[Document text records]
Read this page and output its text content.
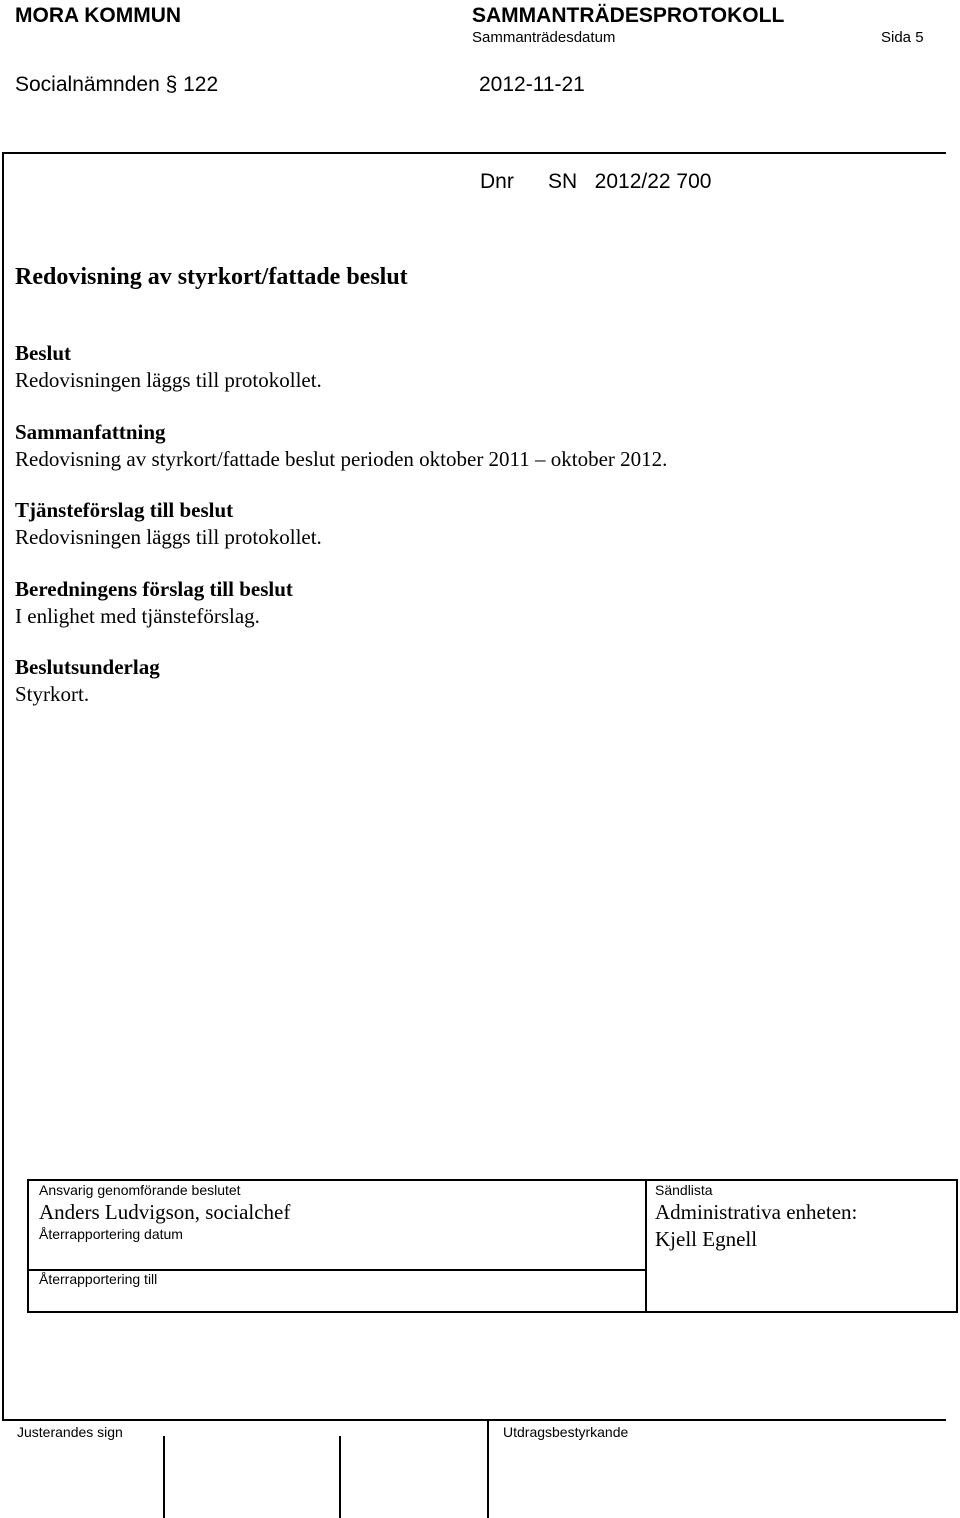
MORA KOMMUN	SAMMANTRÄDESPROTOKOLL
Sammanträdesdatum	Sida 5
Socialnämnden § 122	2012-11-21
Dnr SN   2012/22 700
Redovisning av styrkort/fattade beslut
Beslut
Redovisningen läggs till protokollet.
Sammanfattning
Redovisning av styrkort/fattade beslut perioden oktober 2011 – oktober 2012.
Tjänsteförslag till beslut
Redovisningen läggs till protokollet.
Beredningens förslag till beslut
I enlighet med tjänsteförslag.
Beslutsunderlag
Styrkort.
Ansvarig genomförande beslutet
Anders Ludvigson, socialchef
Återrapportering datum
Återrapportering till
Sändlista
Administrativa enheten:
Kjell Egnell
Justerandes sign	Utdragsbestyrkande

**ACTIVITY**
With the pictures stripped out, return each record word for word.

**EXERCISE RESPONSE**
Read this page and output its text content.
MORA KOMMUN	SAMMANTRÄDESPROTOKOLL
Sammanträdesdatum	Sida 5
Socialnämnden § 122	2012-11-21
Dnr SN   2012/22 700
Redovisning av styrkort/fattade beslut
Beslut
Redovisningen läggs till protokollet.
Sammanfattning
Redovisning av styrkort/fattade beslut perioden oktober 2011 – oktober 2012.
Tjänsteförslag till beslut
Redovisningen läggs till protokollet.
Beredningens förslag till beslut
I enlighet med tjänsteförslag.
Beslutsunderlag
Styrkort.
Ansvarig genomförande beslutet
Anders Ludvigson, socialchef
Återrapportering datum
Återrapportering till
Sändlista
Administrativa enheten:
Kjell Egnell
Justerandes sign	Utdragsbestyrkande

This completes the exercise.